Only the number is wanted: count the lines in the data with "ahead" in them.

Data items:
____________

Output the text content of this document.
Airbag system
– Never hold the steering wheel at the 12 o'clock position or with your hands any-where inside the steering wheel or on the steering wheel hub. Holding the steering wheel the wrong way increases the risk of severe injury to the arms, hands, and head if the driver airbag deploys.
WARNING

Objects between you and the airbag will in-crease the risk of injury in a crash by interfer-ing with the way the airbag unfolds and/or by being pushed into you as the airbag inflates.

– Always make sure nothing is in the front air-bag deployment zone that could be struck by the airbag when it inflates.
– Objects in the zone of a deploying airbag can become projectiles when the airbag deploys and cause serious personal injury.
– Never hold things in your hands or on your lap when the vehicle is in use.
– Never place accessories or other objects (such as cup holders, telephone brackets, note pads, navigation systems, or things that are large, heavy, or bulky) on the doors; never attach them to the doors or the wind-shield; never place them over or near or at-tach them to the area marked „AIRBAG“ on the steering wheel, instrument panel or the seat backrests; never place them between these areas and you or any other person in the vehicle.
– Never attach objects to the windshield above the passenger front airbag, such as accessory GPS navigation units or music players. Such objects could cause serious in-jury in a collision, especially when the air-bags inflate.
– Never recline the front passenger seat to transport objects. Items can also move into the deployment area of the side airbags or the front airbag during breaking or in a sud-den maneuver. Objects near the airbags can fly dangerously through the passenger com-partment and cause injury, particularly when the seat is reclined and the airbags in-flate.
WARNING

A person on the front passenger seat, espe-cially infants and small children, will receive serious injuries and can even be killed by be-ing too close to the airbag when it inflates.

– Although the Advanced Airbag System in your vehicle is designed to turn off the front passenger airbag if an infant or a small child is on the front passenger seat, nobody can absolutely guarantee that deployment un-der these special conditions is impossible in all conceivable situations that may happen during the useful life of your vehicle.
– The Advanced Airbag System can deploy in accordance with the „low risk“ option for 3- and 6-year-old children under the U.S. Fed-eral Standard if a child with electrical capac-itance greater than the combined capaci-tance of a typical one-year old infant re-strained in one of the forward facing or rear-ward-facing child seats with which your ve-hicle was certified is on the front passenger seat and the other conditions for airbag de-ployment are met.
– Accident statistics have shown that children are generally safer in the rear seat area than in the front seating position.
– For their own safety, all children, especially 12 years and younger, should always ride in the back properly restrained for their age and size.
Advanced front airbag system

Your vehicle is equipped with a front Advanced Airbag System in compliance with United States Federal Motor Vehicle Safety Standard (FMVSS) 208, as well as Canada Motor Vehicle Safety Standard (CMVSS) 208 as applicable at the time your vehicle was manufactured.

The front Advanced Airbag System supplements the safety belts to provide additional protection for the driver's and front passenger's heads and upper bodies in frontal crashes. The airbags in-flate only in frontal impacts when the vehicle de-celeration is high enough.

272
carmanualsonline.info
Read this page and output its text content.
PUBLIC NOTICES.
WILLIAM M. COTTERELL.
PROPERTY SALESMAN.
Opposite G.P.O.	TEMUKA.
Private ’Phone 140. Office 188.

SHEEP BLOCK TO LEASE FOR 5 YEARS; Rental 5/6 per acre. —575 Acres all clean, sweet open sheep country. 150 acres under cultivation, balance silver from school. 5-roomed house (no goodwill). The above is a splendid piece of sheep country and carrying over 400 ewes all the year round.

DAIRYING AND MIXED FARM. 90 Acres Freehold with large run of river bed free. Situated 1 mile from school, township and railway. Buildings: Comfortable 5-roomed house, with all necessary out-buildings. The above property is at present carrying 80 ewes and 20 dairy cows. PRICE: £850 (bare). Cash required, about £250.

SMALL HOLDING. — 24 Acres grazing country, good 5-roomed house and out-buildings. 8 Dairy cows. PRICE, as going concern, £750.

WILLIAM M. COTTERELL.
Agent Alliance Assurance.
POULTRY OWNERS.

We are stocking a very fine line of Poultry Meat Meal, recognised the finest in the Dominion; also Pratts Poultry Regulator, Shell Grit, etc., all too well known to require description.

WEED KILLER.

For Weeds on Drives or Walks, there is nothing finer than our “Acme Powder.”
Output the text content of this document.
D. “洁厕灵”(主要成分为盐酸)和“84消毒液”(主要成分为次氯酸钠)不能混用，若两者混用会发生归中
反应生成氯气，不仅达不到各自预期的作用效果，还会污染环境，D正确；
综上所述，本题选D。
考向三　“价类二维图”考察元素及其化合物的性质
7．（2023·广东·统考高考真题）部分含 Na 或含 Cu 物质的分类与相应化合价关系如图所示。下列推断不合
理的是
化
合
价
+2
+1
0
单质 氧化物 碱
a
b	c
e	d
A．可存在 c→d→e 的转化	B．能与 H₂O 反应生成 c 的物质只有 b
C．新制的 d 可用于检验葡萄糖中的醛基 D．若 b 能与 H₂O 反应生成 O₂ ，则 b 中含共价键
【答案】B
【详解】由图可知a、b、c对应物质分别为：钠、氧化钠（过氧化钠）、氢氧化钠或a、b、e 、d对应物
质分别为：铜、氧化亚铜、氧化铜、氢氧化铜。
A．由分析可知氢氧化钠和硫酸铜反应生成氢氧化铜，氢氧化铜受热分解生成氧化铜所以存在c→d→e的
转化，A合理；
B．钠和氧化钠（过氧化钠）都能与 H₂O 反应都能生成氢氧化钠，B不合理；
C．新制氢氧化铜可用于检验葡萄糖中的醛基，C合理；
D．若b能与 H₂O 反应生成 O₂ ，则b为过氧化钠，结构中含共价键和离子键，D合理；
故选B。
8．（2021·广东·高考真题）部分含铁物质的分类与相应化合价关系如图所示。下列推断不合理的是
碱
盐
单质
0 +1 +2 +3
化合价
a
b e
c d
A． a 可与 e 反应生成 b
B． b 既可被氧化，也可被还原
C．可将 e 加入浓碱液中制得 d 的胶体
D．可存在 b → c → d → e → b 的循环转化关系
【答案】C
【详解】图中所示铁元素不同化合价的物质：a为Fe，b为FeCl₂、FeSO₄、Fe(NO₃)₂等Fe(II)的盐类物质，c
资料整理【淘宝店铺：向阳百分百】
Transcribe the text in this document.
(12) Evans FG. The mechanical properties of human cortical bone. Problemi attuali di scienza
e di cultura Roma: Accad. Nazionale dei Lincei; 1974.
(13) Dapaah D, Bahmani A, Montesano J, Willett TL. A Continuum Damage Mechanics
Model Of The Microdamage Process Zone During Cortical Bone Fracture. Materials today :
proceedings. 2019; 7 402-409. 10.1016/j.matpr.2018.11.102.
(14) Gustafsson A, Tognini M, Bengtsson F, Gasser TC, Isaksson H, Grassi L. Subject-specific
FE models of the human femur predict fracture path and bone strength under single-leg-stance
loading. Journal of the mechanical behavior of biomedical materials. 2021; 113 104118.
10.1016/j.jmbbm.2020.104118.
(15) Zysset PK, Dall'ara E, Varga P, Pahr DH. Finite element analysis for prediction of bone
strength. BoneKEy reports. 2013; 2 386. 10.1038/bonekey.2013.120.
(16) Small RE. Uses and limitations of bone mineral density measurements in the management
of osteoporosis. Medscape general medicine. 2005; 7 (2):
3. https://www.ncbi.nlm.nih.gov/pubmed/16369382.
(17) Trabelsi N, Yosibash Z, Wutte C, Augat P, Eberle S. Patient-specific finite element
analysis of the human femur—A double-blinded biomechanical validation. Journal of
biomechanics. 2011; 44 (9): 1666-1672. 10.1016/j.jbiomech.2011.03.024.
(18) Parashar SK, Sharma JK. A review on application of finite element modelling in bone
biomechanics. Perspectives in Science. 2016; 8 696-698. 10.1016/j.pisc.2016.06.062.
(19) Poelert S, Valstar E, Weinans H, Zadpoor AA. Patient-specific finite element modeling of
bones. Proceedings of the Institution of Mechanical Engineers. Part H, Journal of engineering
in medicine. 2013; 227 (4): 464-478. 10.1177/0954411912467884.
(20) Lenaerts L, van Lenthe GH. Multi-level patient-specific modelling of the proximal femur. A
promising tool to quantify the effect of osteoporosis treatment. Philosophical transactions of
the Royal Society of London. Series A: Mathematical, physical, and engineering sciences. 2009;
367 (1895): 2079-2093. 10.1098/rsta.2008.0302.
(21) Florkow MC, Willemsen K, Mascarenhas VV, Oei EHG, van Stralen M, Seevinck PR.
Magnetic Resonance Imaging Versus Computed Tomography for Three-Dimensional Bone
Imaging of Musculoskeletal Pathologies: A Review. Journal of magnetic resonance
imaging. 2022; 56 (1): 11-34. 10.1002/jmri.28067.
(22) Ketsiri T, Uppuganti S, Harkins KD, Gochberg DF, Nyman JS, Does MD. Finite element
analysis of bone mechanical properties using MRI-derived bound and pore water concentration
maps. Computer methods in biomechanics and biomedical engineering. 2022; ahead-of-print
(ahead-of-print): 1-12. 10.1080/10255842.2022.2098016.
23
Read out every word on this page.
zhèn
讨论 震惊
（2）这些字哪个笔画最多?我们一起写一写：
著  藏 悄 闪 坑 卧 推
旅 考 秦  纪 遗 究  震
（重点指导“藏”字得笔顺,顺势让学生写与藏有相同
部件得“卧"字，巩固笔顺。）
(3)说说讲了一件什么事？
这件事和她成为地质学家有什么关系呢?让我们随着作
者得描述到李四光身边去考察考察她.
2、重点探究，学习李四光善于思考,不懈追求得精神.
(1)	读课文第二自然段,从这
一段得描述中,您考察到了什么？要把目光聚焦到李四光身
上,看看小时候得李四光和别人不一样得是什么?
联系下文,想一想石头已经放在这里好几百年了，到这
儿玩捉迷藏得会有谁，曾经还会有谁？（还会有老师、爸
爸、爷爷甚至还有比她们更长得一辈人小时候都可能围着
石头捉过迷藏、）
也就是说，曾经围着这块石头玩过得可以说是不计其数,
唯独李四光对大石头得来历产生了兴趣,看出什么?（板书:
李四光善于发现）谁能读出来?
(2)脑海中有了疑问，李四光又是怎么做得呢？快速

____________

**Complete output**. 2